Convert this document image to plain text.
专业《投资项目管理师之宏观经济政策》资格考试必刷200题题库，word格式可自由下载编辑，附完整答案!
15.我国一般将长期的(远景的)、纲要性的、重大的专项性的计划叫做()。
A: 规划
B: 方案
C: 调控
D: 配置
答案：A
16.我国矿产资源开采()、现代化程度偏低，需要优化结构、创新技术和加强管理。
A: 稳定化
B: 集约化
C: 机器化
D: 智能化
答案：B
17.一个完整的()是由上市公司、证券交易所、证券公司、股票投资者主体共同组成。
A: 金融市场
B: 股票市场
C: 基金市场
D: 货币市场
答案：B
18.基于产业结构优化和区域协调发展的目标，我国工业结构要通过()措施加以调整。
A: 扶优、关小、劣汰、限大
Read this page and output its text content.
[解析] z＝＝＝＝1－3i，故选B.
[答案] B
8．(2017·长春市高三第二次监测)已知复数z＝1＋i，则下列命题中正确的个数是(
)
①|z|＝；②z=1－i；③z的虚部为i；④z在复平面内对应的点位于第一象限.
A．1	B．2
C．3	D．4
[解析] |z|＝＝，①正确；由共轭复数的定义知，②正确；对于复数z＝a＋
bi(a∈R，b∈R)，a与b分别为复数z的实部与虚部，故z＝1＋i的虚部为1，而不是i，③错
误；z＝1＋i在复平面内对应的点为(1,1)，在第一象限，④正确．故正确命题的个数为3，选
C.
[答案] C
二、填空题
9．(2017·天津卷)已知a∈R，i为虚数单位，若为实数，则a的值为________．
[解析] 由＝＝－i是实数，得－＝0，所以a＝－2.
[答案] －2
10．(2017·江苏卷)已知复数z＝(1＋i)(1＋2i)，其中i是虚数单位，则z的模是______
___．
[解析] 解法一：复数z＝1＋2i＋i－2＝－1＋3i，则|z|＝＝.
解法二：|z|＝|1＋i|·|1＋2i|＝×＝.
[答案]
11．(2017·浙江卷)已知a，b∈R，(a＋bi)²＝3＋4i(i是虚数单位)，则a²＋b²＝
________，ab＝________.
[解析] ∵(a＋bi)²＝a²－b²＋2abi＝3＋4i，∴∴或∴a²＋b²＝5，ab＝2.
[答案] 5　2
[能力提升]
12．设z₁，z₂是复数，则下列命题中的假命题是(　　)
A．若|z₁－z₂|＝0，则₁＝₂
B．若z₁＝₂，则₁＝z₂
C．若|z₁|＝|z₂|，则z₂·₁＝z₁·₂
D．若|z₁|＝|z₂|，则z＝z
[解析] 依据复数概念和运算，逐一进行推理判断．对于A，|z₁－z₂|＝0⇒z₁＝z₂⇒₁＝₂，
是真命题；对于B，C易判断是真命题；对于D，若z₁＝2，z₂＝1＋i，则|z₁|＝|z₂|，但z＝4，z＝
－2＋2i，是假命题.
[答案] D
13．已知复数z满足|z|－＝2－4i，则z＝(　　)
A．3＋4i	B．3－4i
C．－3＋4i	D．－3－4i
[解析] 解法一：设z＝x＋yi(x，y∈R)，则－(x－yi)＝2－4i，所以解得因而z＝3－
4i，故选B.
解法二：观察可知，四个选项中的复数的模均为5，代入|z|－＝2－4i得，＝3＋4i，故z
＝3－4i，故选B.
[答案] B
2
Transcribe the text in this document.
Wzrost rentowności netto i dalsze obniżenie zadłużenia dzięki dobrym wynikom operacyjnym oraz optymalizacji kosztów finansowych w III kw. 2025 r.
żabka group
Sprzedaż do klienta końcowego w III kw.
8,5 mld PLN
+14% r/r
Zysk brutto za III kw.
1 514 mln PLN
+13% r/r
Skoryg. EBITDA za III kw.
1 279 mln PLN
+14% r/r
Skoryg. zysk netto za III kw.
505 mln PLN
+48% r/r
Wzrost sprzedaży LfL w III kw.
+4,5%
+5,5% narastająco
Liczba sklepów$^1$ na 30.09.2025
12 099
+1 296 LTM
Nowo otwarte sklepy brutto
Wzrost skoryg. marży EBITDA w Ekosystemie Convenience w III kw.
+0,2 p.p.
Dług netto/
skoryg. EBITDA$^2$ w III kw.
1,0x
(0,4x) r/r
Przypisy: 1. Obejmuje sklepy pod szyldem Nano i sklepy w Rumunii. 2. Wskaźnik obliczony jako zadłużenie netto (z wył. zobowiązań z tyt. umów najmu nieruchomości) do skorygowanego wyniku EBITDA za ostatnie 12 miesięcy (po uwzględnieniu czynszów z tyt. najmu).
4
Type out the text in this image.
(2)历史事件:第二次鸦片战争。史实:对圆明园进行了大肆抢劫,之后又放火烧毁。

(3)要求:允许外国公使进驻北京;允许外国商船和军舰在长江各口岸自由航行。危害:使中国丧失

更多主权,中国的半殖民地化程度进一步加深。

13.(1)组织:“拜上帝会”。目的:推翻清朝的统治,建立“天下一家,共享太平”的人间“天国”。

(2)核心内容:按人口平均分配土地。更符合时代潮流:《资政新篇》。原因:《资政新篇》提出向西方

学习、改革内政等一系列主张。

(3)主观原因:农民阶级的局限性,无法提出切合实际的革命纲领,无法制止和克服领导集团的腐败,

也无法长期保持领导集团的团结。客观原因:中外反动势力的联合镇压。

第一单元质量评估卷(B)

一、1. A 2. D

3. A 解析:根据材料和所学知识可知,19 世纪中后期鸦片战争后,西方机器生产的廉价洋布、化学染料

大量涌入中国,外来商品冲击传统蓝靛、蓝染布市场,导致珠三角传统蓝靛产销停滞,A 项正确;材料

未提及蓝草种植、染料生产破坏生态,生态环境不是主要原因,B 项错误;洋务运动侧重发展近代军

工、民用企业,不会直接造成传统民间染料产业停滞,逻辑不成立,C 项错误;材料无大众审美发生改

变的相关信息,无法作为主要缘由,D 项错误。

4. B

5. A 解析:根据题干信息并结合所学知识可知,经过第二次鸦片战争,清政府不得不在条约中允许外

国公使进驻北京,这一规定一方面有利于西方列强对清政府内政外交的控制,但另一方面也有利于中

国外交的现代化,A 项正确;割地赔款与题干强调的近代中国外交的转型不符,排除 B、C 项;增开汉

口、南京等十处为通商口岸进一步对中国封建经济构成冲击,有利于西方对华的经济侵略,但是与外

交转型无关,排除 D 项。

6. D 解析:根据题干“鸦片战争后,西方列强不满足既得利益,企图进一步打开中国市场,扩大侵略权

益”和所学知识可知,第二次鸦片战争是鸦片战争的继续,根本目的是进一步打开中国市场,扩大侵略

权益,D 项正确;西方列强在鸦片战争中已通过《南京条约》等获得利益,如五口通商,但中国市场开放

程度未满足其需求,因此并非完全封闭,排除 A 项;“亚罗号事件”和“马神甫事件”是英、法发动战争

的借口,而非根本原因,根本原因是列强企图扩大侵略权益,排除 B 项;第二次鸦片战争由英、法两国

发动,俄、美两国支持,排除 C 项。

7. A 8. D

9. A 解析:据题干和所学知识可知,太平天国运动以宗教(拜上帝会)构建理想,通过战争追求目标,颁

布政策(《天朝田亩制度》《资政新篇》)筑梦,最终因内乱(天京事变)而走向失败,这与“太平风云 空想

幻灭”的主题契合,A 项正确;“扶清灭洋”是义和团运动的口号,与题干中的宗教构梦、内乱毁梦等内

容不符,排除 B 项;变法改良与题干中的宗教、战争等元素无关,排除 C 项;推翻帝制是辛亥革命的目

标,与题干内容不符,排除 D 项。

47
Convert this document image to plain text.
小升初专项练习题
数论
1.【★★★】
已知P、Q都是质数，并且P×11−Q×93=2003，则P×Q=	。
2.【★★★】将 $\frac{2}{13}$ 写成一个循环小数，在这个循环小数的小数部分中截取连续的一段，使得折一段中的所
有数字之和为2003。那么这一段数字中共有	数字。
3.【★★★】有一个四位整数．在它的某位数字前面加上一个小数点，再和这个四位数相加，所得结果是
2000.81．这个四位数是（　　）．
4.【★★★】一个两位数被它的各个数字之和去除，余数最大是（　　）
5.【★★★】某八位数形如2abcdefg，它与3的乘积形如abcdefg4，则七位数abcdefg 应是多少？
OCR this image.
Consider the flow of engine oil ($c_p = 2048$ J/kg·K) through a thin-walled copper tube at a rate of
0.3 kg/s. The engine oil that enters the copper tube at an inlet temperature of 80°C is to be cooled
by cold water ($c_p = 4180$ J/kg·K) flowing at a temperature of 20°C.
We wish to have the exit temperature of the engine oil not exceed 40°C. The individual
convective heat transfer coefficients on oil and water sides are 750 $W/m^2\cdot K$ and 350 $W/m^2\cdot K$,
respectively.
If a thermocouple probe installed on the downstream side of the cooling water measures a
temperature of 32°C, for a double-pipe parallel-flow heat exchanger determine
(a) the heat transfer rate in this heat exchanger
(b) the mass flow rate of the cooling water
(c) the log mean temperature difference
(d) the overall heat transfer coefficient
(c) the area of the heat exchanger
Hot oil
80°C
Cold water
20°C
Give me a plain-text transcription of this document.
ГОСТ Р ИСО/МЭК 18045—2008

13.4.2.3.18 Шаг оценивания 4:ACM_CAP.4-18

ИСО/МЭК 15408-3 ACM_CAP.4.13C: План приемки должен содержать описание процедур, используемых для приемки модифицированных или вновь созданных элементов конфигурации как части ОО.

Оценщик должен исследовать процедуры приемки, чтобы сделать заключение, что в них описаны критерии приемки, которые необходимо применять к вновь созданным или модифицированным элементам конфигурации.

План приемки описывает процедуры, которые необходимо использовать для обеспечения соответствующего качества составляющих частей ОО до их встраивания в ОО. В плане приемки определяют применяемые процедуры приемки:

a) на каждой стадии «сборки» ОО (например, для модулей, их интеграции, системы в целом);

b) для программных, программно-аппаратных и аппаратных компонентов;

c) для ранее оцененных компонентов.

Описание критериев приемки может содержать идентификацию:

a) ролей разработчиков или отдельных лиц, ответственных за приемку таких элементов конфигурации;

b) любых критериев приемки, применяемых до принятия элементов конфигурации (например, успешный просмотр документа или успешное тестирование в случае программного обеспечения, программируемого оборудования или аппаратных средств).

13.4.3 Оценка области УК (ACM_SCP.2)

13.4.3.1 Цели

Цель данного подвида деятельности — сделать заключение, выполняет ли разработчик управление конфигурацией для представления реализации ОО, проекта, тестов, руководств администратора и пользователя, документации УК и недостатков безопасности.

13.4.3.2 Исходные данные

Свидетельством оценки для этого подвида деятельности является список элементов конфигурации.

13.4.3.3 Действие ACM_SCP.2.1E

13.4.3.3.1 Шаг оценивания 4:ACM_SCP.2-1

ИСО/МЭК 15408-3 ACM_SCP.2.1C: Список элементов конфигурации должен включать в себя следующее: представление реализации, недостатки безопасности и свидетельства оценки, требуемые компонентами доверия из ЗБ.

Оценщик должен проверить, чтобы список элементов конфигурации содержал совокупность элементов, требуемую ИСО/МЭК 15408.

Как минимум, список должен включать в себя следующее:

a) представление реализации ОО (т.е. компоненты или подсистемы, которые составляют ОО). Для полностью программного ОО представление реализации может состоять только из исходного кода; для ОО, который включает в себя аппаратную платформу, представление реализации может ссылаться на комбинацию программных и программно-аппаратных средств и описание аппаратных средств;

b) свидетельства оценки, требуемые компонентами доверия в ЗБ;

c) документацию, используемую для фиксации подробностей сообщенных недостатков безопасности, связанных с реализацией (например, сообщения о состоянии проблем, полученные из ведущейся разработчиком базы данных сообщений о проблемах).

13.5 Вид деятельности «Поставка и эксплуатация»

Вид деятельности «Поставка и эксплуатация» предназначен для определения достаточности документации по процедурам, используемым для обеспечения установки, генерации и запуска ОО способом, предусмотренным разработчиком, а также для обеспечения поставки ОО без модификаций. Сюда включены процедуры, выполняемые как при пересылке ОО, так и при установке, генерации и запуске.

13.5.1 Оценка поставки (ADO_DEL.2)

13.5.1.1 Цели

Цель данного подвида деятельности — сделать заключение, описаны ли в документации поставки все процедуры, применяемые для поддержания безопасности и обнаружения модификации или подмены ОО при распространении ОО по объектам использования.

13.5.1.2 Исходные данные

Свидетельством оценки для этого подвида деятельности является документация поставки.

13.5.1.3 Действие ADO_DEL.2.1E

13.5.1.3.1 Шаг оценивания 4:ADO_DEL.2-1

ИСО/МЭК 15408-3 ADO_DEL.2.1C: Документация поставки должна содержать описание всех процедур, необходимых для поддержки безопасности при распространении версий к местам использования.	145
+ + + +
→ Task:
In the listing, find all lines with the string "资政新篇" and copy them.

→ Correct answer:
(2)核心内容:按人口平均分配土地。更符合时代潮流:《资政新篇》。原因:《资政新篇》提出向西方
布政策(《天朝田亩制度》《资政新篇》)筑梦,最终因内乱(天京事变)而走向失败,这与“太平风云 空想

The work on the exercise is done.